Below is a block of records; reproduce all of them exactly and leave out any pictures.

[START SUPPLIED DATA]

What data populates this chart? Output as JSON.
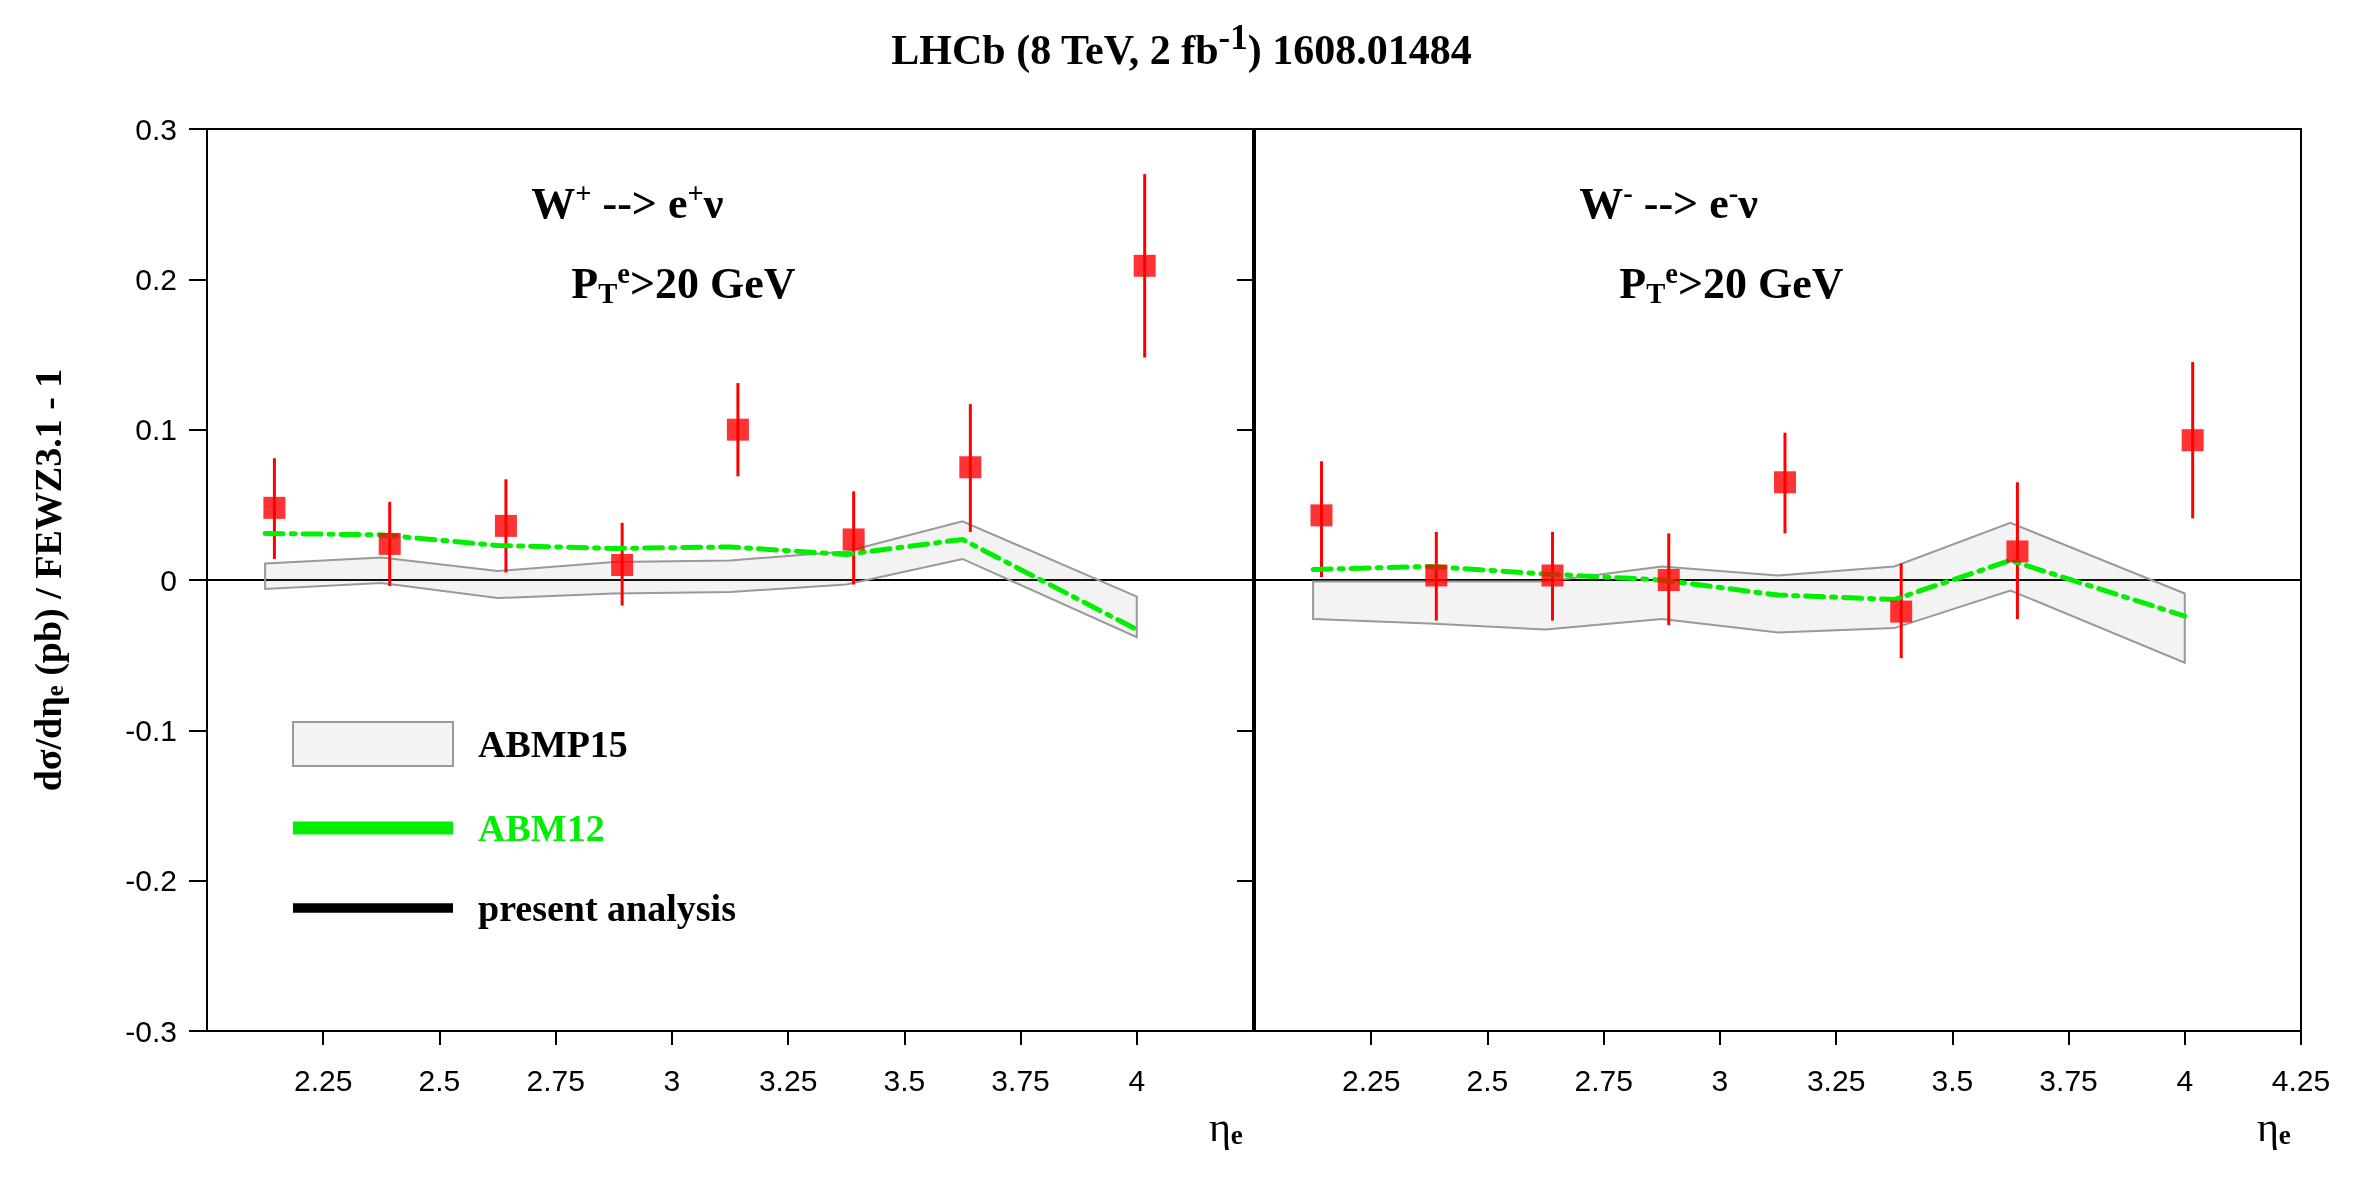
{
  "chart_data": [
    {
      "type": "scatter",
      "title": "LHCb (8 TeV, 2 fb$^{-1}$) 1608.01484",
      "ylabel": "dσ/dη$_{e}$ (pb) / FEWZ3.1 - 1",
      "xlabel": "η$_{e}$",
      "annotations": [
        "W$^{+}$ --> e$^{+}$ν",
        "P$_{T}$$^{e}$>20 GeV"
      ],
      "x": [
        2.145,
        2.393,
        2.643,
        2.893,
        3.142,
        3.391,
        3.642,
        4.017
      ],
      "series": [
        {
          "type": "scatter",
          "color": "#ff0000",
          "marker": "square",
          "values": [
            0.048,
            0.024,
            0.036,
            0.01,
            0.1,
            0.027,
            0.075,
            0.209
          ],
          "errors": [
            [
              0.014,
              0.081
            ],
            [
              -0.004,
              0.052
            ],
            [
              0.005,
              0.067
            ],
            [
              -0.017,
              0.038
            ],
            [
              0.069,
              0.131
            ],
            [
              -0.003,
              0.059
            ],
            [
              0.032,
              0.117
            ],
            [
              0.148,
              0.27
            ]
          ]
        },
        {
          "type": "area",
          "name": "ABMP15",
          "color": "#999999",
          "x": [
            2.125,
            2.375,
            2.625,
            2.875,
            3.125,
            3.375,
            3.625,
            4.0
          ],
          "values": [
            null,
            null,
            null,
            null,
            null,
            null,
            null,
            null
          ],
          "lower": [
            -0.006,
            -0.002,
            -0.012,
            -0.009,
            -0.008,
            -0.003,
            0.014,
            -0.038
          ],
          "upper": [
            0.011,
            0.015,
            0.006,
            0.012,
            0.013,
            0.019,
            0.039,
            -0.011
          ]
        },
        {
          "type": "line",
          "name": "ABM12",
          "color": "#00ee00",
          "line_style": "dashed",
          "marker": "none",
          "x": [
            2.125,
            2.375,
            2.625,
            2.875,
            3.125,
            3.375,
            3.625,
            4.0
          ],
          "values": [
            0.031,
            0.03,
            0.023,
            0.021,
            0.022,
            0.017,
            0.027,
            -0.033
          ]
        }
      ],
      "ref_lines": [
        {
          "axis": "y",
          "value": 0,
          "label": "present analysis",
          "color": "#000000"
        }
      ],
      "xlim": [
        2,
        4.25
      ],
      "xticks": [
        2.25,
        2.5,
        2.75,
        3,
        3.25,
        3.5,
        3.75,
        4
      ],
      "ylim": [
        -0.3,
        0.3
      ],
      "yticks": [
        -0.3,
        -0.2,
        -0.1,
        0,
        0.1,
        0.2,
        0.3
      ],
      "grid": false,
      "legend": "bottom left"
    },
    {
      "type": "scatter",
      "xlabel": "η$_{e}$",
      "annotations": [
        "W$^{-}$ --> e$^{-}$ν",
        "P$_{T}$$^{e}$>20 GeV"
      ],
      "x": [
        2.143,
        2.39,
        2.64,
        2.89,
        3.14,
        3.39,
        3.64,
        4.017
      ],
      "series": [
        {
          "type": "scatter",
          "color": "#ff0000",
          "marker": "square",
          "values": [
            0.043,
            0.003,
            0.003,
            0.0,
            0.065,
            -0.021,
            0.019,
            0.093
          ],
          "errors": [
            [
              0.002,
              0.079
            ],
            [
              -0.027,
              0.032
            ],
            [
              -0.027,
              0.032
            ],
            [
              -0.03,
              0.031
            ],
            [
              0.031,
              0.098
            ],
            [
              -0.052,
              0.011
            ],
            [
              -0.026,
              0.065
            ],
            [
              0.041,
              0.145
            ]
          ]
        },
        {
          "type": "area",
          "color": "#999999",
          "x": [
            2.125,
            2.375,
            2.625,
            2.875,
            3.125,
            3.375,
            3.625,
            4.0
          ],
          "values": [
            null,
            null,
            null,
            null,
            null,
            null,
            null,
            null
          ],
          "lower": [
            -0.026,
            -0.029,
            -0.033,
            -0.026,
            -0.035,
            -0.032,
            -0.007,
            -0.055
          ],
          "upper": [
            -0.001,
            -0.001,
            -0.001,
            0.009,
            0.003,
            0.009,
            0.038,
            -0.009
          ]
        },
        {
          "type": "line",
          "color": "#00ee00",
          "line_style": "dashed",
          "marker": "none",
          "x": [
            2.125,
            2.375,
            2.625,
            2.875,
            3.125,
            3.375,
            3.625,
            4.0
          ],
          "values": [
            0.007,
            0.009,
            0.004,
            0.0,
            -0.01,
            -0.013,
            0.013,
            -0.024
          ]
        }
      ],
      "ref_lines": [
        {
          "axis": "y",
          "value": 0,
          "color": "#000000"
        }
      ],
      "xlim": [
        2,
        4.25
      ],
      "xticks": [
        2.25,
        2.5,
        2.75,
        3,
        3.25,
        3.5,
        3.75,
        4,
        4.25
      ],
      "ylim": [
        -0.3,
        0.3
      ],
      "yticks": [
        -0.3,
        -0.2,
        -0.1,
        0,
        0.1,
        0.2,
        0.3
      ],
      "grid": false,
      "tick_labels": "x"
    }
  ]
}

[END SUPPLIED DATA]

WRITTEN ANSWER =
What data populates this chart? Output as JSON.
{
  "chart_data": [
    {
      "type": "scatter",
      "title": "LHCb (8 TeV, 2 fb$^{-1}$) 1608.01484",
      "ylabel": "dσ/dη$_{e}$ (pb) / FEWZ3.1 - 1",
      "xlabel": "η$_{e}$",
      "annotations": [
        "W$^{+}$ --> e$^{+}$ν",
        "P$_{T}$$^{e}$>20 GeV"
      ],
      "x": [
        2.145,
        2.393,
        2.643,
        2.893,
        3.142,
        3.391,
        3.642,
        4.017
      ],
      "series": [
        {
          "type": "scatter",
          "color": "#ff0000",
          "marker": "square",
          "values": [
            0.048,
            0.024,
            0.036,
            0.01,
            0.1,
            0.027,
            0.075,
            0.209
          ],
          "errors": [
            [
              0.014,
              0.081
            ],
            [
              -0.004,
              0.052
            ],
            [
              0.005,
              0.067
            ],
            [
              -0.017,
              0.038
            ],
            [
              0.069,
              0.131
            ],
            [
              -0.003,
              0.059
            ],
            [
              0.032,
              0.117
            ],
            [
              0.148,
              0.27
            ]
          ]
        },
        {
          "type": "area",
          "name": "ABMP15",
          "color": "#999999",
          "x": [
            2.125,
            2.375,
            2.625,
            2.875,
            3.125,
            3.375,
            3.625,
            4.0
          ],
          "values": [
            null,
            null,
            null,
            null,
            null,
            null,
            null,
            null
          ],
          "lower": [
            -0.006,
            -0.002,
            -0.012,
            -0.009,
            -0.008,
            -0.003,
            0.014,
            -0.038
          ],
          "upper": [
            0.011,
            0.015,
            0.006,
            0.012,
            0.013,
            0.019,
            0.039,
            -0.011
          ]
        },
        {
          "type": "line",
          "name": "ABM12",
          "color": "#00ee00",
          "line_style": "dashed",
          "marker": "none",
          "x": [
            2.125,
            2.375,
            2.625,
            2.875,
            3.125,
            3.375,
            3.625,
            4.0
          ],
          "values": [
            0.031,
            0.03,
            0.023,
            0.021,
            0.022,
            0.017,
            0.027,
            -0.033
          ]
        }
      ],
      "ref_lines": [
        {
          "axis": "y",
          "value": 0,
          "label": "present analysis",
          "color": "#000000"
        }
      ],
      "xlim": [
        2,
        4.25
      ],
      "xticks": [
        2.25,
        2.5,
        2.75,
        3,
        3.25,
        3.5,
        3.75,
        4
      ],
      "ylim": [
        -0.3,
        0.3
      ],
      "yticks": [
        -0.3,
        -0.2,
        -0.1,
        0,
        0.1,
        0.2,
        0.3
      ],
      "grid": false,
      "legend": "bottom left"
    },
    {
      "type": "scatter",
      "xlabel": "η$_{e}$",
      "annotations": [
        "W$^{-}$ --> e$^{-}$ν",
        "P$_{T}$$^{e}$>20 GeV"
      ],
      "x": [
        2.143,
        2.39,
        2.64,
        2.89,
        3.14,
        3.39,
        3.64,
        4.017
      ],
      "series": [
        {
          "type": "scatter",
          "color": "#ff0000",
          "marker": "square",
          "values": [
            0.043,
            0.003,
            0.003,
            0.0,
            0.065,
            -0.021,
            0.019,
            0.093
          ],
          "errors": [
            [
              0.002,
              0.079
            ],
            [
              -0.027,
              0.032
            ],
            [
              -0.027,
              0.032
            ],
            [
              -0.03,
              0.031
            ],
            [
              0.031,
              0.098
            ],
            [
              -0.052,
              0.011
            ],
            [
              -0.026,
              0.065
            ],
            [
              0.041,
              0.145
            ]
          ]
        },
        {
          "type": "area",
          "color": "#999999",
          "x": [
            2.125,
            2.375,
            2.625,
            2.875,
            3.125,
            3.375,
            3.625,
            4.0
          ],
          "values": [
            null,
            null,
            null,
            null,
            null,
            null,
            null,
            null
          ],
          "lower": [
            -0.026,
            -0.029,
            -0.033,
            -0.026,
            -0.035,
            -0.032,
            -0.007,
            -0.055
          ],
          "upper": [
            -0.001,
            -0.001,
            -0.001,
            0.009,
            0.003,
            0.009,
            0.038,
            -0.009
          ]
        },
        {
          "type": "line",
          "color": "#00ee00",
          "line_style": "dashed",
          "marker": "none",
          "x": [
            2.125,
            2.375,
            2.625,
            2.875,
            3.125,
            3.375,
            3.625,
            4.0
          ],
          "values": [
            0.007,
            0.009,
            0.004,
            0.0,
            -0.01,
            -0.013,
            0.013,
            -0.024
          ]
        }
      ],
      "ref_lines": [
        {
          "axis": "y",
          "value": 0,
          "color": "#000000"
        }
      ],
      "xlim": [
        2,
        4.25
      ],
      "xticks": [
        2.25,
        2.5,
        2.75,
        3,
        3.25,
        3.5,
        3.75,
        4,
        4.25
      ],
      "ylim": [
        -0.3,
        0.3
      ],
      "yticks": [
        -0.3,
        -0.2,
        -0.1,
        0,
        0.1,
        0.2,
        0.3
      ],
      "grid": false,
      "tick_labels": "x"
    }
  ]
}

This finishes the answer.